Requirements: Read the material below and count the lines holding the string "JSON". Give that count with nothing added.

Stored items

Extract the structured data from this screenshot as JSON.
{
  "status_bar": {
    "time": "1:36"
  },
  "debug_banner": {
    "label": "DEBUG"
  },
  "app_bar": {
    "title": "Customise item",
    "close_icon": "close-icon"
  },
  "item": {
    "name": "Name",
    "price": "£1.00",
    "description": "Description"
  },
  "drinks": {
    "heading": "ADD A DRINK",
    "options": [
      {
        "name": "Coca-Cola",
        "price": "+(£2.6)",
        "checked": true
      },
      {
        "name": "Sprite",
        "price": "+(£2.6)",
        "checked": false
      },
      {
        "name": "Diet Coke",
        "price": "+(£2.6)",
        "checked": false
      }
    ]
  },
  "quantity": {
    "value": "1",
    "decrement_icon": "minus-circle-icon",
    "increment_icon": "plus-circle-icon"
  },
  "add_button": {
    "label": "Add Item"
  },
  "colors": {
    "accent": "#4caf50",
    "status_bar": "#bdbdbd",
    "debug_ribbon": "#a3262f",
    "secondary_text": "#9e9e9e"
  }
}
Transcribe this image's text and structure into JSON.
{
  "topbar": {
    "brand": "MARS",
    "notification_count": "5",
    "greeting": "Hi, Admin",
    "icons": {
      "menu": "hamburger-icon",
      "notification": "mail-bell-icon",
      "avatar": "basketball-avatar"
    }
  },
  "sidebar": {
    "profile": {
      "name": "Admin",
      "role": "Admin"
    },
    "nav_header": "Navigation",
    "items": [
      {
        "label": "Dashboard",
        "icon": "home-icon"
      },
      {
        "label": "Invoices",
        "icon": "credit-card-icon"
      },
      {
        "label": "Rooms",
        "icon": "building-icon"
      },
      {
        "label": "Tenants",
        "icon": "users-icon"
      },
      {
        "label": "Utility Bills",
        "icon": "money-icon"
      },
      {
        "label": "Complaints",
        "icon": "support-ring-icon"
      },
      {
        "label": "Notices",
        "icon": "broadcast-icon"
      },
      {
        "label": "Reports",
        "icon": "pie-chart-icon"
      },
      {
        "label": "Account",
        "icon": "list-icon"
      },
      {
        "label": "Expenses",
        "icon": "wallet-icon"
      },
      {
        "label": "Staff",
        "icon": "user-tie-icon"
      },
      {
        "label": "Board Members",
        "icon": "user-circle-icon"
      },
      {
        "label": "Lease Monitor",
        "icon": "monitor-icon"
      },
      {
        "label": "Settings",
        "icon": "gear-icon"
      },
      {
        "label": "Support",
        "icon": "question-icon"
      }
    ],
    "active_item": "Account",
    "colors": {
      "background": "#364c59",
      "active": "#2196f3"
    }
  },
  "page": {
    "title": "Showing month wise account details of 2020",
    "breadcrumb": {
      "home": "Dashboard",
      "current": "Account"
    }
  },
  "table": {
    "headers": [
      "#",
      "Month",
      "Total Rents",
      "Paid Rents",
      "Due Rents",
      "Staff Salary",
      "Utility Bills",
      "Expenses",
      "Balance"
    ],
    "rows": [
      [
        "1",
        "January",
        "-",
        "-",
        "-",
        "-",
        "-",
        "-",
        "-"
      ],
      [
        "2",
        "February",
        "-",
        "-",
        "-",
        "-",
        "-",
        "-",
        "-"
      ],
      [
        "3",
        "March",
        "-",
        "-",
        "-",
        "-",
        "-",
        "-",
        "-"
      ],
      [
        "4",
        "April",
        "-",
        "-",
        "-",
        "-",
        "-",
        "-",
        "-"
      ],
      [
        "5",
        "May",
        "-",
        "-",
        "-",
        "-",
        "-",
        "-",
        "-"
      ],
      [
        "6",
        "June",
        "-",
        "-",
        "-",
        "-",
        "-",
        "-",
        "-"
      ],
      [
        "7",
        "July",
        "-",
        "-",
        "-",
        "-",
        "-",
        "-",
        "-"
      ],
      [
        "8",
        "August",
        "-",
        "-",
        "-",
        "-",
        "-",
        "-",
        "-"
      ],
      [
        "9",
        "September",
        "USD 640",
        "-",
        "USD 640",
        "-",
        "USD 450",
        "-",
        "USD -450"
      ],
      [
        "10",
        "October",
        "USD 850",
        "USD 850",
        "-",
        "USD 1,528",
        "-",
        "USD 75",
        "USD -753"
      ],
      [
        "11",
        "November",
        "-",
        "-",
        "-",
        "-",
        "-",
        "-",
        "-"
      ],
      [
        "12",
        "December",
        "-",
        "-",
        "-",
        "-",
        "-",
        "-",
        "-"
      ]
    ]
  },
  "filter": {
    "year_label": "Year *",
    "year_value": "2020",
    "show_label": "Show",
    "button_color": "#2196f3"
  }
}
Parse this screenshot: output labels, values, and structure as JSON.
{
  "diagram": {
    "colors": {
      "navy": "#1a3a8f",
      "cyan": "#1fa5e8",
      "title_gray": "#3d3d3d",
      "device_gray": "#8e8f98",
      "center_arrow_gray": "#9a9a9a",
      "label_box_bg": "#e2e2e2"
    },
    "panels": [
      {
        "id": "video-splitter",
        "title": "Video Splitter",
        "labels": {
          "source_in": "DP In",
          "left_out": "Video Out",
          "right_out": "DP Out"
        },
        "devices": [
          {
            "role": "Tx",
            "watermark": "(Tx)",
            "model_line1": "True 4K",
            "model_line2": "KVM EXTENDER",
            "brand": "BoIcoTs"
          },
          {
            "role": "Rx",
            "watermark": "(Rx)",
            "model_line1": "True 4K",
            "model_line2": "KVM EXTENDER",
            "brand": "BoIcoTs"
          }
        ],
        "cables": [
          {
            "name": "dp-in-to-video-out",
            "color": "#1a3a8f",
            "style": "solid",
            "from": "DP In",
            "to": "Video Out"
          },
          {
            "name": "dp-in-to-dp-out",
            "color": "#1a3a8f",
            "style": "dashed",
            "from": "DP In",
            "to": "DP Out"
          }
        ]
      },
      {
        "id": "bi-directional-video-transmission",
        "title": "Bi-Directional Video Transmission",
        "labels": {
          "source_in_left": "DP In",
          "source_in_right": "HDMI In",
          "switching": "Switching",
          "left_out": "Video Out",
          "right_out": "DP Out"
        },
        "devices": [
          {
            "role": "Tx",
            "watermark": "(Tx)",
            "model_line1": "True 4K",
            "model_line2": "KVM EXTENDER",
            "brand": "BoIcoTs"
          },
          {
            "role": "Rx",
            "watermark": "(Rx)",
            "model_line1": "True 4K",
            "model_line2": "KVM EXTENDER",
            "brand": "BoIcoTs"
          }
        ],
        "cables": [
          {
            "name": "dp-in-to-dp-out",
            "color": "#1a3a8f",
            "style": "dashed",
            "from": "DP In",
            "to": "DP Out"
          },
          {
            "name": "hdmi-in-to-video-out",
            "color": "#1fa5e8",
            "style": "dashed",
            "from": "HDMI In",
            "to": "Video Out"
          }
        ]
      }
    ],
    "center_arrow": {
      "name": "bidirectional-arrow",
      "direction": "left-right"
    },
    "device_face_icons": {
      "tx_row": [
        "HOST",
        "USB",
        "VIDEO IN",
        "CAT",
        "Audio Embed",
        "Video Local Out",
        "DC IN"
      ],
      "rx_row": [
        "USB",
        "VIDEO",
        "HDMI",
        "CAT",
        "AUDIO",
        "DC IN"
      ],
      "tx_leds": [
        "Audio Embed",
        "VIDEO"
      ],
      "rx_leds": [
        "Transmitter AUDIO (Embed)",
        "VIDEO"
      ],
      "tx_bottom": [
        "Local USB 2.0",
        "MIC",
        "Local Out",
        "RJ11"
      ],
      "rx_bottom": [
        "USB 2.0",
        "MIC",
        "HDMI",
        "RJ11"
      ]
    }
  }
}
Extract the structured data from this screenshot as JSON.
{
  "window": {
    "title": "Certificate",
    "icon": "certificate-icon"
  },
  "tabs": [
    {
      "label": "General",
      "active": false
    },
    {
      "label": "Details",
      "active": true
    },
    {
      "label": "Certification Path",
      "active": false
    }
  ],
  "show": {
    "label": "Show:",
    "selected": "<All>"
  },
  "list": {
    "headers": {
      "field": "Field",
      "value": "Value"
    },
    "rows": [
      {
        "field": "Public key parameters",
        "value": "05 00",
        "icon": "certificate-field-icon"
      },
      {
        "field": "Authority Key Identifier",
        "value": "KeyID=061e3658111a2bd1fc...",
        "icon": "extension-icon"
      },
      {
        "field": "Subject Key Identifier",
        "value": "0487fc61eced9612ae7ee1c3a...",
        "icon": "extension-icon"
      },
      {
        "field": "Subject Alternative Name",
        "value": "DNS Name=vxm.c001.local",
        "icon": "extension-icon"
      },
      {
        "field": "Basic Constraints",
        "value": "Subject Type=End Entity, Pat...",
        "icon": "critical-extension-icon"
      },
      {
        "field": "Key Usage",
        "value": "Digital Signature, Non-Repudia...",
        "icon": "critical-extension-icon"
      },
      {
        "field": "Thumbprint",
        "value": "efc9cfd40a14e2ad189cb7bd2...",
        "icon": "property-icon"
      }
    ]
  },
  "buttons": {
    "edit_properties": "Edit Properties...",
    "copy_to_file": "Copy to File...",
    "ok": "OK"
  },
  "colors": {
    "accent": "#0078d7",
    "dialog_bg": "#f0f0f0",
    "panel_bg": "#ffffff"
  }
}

Written solution: 4